Collected data entries
** Start **

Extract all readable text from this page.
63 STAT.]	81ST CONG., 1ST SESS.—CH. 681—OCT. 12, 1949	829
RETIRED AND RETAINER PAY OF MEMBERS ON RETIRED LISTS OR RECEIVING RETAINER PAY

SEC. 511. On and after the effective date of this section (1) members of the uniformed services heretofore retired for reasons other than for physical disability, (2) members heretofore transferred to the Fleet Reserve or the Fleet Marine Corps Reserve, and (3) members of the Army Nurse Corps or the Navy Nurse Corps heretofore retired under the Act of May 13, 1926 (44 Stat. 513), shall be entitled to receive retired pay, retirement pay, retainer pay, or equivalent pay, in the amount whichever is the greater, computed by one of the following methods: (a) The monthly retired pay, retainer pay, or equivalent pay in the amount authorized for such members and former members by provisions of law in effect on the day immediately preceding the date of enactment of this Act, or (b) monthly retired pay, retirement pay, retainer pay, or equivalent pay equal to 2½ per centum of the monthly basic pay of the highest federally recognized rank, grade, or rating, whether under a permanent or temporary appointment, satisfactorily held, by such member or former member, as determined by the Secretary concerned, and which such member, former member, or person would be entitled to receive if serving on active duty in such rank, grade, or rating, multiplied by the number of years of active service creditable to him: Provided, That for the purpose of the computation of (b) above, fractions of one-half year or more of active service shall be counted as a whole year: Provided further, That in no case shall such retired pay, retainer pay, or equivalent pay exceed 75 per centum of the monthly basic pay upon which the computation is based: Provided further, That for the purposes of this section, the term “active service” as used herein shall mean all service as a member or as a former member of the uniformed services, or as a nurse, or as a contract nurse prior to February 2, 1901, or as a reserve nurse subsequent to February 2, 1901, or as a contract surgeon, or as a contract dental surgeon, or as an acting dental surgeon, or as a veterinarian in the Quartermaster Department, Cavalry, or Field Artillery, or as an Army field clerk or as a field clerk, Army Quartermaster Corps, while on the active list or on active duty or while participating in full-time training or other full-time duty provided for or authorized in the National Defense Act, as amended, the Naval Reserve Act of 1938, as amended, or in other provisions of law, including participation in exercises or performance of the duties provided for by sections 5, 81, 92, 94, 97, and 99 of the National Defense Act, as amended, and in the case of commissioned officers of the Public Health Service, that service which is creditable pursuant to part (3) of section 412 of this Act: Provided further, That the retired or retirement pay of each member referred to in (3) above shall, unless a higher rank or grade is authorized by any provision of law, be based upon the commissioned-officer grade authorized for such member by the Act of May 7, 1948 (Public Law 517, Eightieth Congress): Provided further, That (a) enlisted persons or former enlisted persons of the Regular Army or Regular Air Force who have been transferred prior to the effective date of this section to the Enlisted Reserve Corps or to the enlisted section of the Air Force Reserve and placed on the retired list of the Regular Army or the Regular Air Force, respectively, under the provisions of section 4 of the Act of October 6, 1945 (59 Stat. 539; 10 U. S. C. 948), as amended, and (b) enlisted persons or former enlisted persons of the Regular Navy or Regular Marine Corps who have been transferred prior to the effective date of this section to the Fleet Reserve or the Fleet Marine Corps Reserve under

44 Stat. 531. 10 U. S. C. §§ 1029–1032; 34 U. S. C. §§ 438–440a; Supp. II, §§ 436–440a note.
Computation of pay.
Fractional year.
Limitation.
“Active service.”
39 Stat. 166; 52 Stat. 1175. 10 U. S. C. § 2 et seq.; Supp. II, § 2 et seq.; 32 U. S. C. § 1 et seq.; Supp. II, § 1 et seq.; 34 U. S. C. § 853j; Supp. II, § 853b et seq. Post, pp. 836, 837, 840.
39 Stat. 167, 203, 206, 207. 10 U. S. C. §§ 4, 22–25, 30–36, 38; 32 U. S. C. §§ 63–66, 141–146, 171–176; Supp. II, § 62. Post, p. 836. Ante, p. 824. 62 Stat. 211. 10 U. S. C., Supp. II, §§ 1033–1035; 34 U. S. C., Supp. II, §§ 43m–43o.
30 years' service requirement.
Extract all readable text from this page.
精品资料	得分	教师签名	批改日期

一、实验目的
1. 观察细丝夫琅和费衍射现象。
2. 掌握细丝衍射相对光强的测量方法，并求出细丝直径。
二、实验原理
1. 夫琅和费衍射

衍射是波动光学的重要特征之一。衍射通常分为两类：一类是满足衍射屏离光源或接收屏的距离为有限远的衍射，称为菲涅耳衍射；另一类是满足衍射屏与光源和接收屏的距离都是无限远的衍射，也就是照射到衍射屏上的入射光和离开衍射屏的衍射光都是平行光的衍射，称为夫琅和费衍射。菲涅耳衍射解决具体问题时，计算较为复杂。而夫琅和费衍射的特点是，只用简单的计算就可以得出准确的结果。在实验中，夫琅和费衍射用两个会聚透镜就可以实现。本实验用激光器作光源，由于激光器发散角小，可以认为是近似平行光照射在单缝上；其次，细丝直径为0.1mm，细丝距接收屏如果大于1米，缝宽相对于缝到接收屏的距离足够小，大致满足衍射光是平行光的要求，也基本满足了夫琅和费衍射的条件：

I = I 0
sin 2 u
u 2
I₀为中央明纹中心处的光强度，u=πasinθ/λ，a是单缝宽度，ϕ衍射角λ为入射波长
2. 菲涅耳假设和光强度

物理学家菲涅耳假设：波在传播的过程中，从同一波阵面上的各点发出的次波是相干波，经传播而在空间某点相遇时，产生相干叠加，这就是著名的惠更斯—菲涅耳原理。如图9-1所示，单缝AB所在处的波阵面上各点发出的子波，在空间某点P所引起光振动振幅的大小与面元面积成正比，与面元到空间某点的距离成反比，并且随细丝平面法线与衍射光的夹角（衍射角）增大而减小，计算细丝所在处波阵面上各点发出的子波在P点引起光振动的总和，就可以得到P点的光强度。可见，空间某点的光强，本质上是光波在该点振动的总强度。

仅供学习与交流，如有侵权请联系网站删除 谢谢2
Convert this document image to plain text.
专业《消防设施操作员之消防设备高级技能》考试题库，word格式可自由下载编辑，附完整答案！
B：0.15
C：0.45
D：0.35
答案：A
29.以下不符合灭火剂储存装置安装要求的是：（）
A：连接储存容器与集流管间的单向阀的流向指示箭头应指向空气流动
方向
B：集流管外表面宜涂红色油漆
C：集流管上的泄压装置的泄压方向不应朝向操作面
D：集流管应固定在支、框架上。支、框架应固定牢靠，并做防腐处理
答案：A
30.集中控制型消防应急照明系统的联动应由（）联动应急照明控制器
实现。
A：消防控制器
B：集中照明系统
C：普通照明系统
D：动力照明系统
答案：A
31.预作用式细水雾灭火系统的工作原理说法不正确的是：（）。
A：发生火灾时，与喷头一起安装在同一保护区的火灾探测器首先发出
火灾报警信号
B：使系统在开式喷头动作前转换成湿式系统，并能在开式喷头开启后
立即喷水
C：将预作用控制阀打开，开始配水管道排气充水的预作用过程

** End **

Directions for this task -> Reproduce the listing shown above in its entirety, exactly.

In response ->
Extract all readable text from this page.
63 STAT.]	81ST CONG., 1ST SESS.—CH. 681—OCT. 12, 1949	829
RETIRED AND RETAINER PAY OF MEMBERS ON RETIRED LISTS OR RECEIVING RETAINER PAY

SEC. 511. On and after the effective date of this section (1) members of the uniformed services heretofore retired for reasons other than for physical disability, (2) members heretofore transferred to the Fleet Reserve or the Fleet Marine Corps Reserve, and (3) members of the Army Nurse Corps or the Navy Nurse Corps heretofore retired under the Act of May 13, 1926 (44 Stat. 513), shall be entitled to receive retired pay, retirement pay, retainer pay, or equivalent pay, in the amount whichever is the greater, computed by one of the following methods: (a) The monthly retired pay, retainer pay, or equivalent pay in the amount authorized for such members and former members by provisions of law in effect on the day immediately preceding the date of enactment of this Act, or (b) monthly retired pay, retirement pay, retainer pay, or equivalent pay equal to 2½ per centum of the monthly basic pay of the highest federally recognized rank, grade, or rating, whether under a permanent or temporary appointment, satisfactorily held, by such member or former member, as determined by the Secretary concerned, and which such member, former member, or person would be entitled to receive if serving on active duty in such rank, grade, or rating, multiplied by the number of years of active service creditable to him: Provided, That for the purpose of the computation of (b) above, fractions of one-half year or more of active service shall be counted as a whole year: Provided further, That in no case shall such retired pay, retainer pay, or equivalent pay exceed 75 per centum of the monthly basic pay upon which the computation is based: Provided further, That for the purposes of this section, the term “active service” as used herein shall mean all service as a member or as a former member of the uniformed services, or as a nurse, or as a contract nurse prior to February 2, 1901, or as a reserve nurse subsequent to February 2, 1901, or as a contract surgeon, or as a contract dental surgeon, or as an acting dental surgeon, or as a veterinarian in the Quartermaster Department, Cavalry, or Field Artillery, or as an Army field clerk or as a field clerk, Army Quartermaster Corps, while on the active list or on active duty or while participating in full-time training or other full-time duty provided for or authorized in the National Defense Act, as amended, the Naval Reserve Act of 1938, as amended, or in other provisions of law, including participation in exercises or performance of the duties provided for by sections 5, 81, 92, 94, 97, and 99 of the National Defense Act, as amended, and in the case of commissioned officers of the Public Health Service, that service which is creditable pursuant to part (3) of section 412 of this Act: Provided further, That the retired or retirement pay of each member referred to in (3) above shall, unless a higher rank or grade is authorized by any provision of law, be based upon the commissioned-officer grade authorized for such member by the Act of May 7, 1948 (Public Law 517, Eightieth Congress): Provided further, That (a) enlisted persons or former enlisted persons of the Regular Army or Regular Air Force who have been transferred prior to the effective date of this section to the Enlisted Reserve Corps or to the enlisted section of the Air Force Reserve and placed on the retired list of the Regular Army or the Regular Air Force, respectively, under the provisions of section 4 of the Act of October 6, 1945 (59 Stat. 539; 10 U. S. C. 948), as amended, and (b) enlisted persons or former enlisted persons of the Regular Navy or Regular Marine Corps who have been transferred prior to the effective date of this section to the Fleet Reserve or the Fleet Marine Corps Reserve under

44 Stat. 531. 10 U. S. C. §§ 1029–1032; 34 U. S. C. §§ 438–440a; Supp. II, §§ 436–440a note.
Computation of pay.
Fractional year.
Limitation.
“Active service.”
39 Stat. 166; 52 Stat. 1175. 10 U. S. C. § 2 et seq.; Supp. II, § 2 et seq.; 32 U. S. C. § 1 et seq.; Supp. II, § 1 et seq.; 34 U. S. C. § 853j; Supp. II, § 853b et seq. Post, pp. 836, 837, 840.
39 Stat. 167, 203, 206, 207. 10 U. S. C. §§ 4, 22–25, 30–36, 38; 32 U. S. C. §§ 63–66, 141–146, 171–176; Supp. II, § 62. Post, p. 836. Ante, p. 824. 62 Stat. 211. 10 U. S. C., Supp. II, §§ 1033–1035; 34 U. S. C., Supp. II, §§ 43m–43o.
30 years' service requirement.
Extract all readable text from this page.
精品资料	得分	教师签名	批改日期

一、实验目的
1. 观察细丝夫琅和费衍射现象。
2. 掌握细丝衍射相对光强的测量方法，并求出细丝直径。
二、实验原理
1. 夫琅和费衍射

衍射是波动光学的重要特征之一。衍射通常分为两类：一类是满足衍射屏离光源或接收屏的距离为有限远的衍射，称为菲涅耳衍射；另一类是满足衍射屏与光源和接收屏的距离都是无限远的衍射，也就是照射到衍射屏上的入射光和离开衍射屏的衍射光都是平行光的衍射，称为夫琅和费衍射。菲涅耳衍射解决具体问题时，计算较为复杂。而夫琅和费衍射的特点是，只用简单的计算就可以得出准确的结果。在实验中，夫琅和费衍射用两个会聚透镜就可以实现。本实验用激光器作光源，由于激光器发散角小，可以认为是近似平行光照射在单缝上；其次，细丝直径为0.1mm，细丝距接收屏如果大于1米，缝宽相对于缝到接收屏的距离足够小，大致满足衍射光是平行光的要求，也基本满足了夫琅和费衍射的条件：

I = I 0
sin 2 u
u 2
I₀为中央明纹中心处的光强度，u=πasinθ/λ，a是单缝宽度，ϕ衍射角λ为入射波长
2. 菲涅耳假设和光强度

物理学家菲涅耳假设：波在传播的过程中，从同一波阵面上的各点发出的次波是相干波，经传播而在空间某点相遇时，产生相干叠加，这就是著名的惠更斯—菲涅耳原理。如图9-1所示，单缝AB所在处的波阵面上各点发出的子波，在空间某点P所引起光振动振幅的大小与面元面积成正比，与面元到空间某点的距离成反比，并且随细丝平面法线与衍射光的夹角（衍射角）增大而减小，计算细丝所在处波阵面上各点发出的子波在P点引起光振动的总和，就可以得到P点的光强度。可见，空间某点的光强，本质上是光波在该点振动的总强度。

仅供学习与交流，如有侵权请联系网站删除 谢谢2
Convert this document image to plain text.
专业《消防设施操作员之消防设备高级技能》考试题库，word格式可自由下载编辑，附完整答案！
B：0.15
C：0.45
D：0.35
答案：A
29.以下不符合灭火剂储存装置安装要求的是：（）
A：连接储存容器与集流管间的单向阀的流向指示箭头应指向空气流动
方向
B：集流管外表面宜涂红色油漆
C：集流管上的泄压装置的泄压方向不应朝向操作面
D：集流管应固定在支、框架上。支、框架应固定牢靠，并做防腐处理
答案：A
30.集中控制型消防应急照明系统的联动应由（）联动应急照明控制器
实现。
A：消防控制器
B：集中照明系统
C：普通照明系统
D：动力照明系统
答案：A
31.预作用式细水雾灭火系统的工作原理说法不正确的是：（）。
A：发生火灾时，与喷头一起安装在同一保护区的火灾探测器首先发出
火灾报警信号
B：使系统在开式喷头动作前转换成湿式系统，并能在开式喷头开启后
立即喷水
C：将预作用控制阀打开，开始配水管道排气充水的预作用过程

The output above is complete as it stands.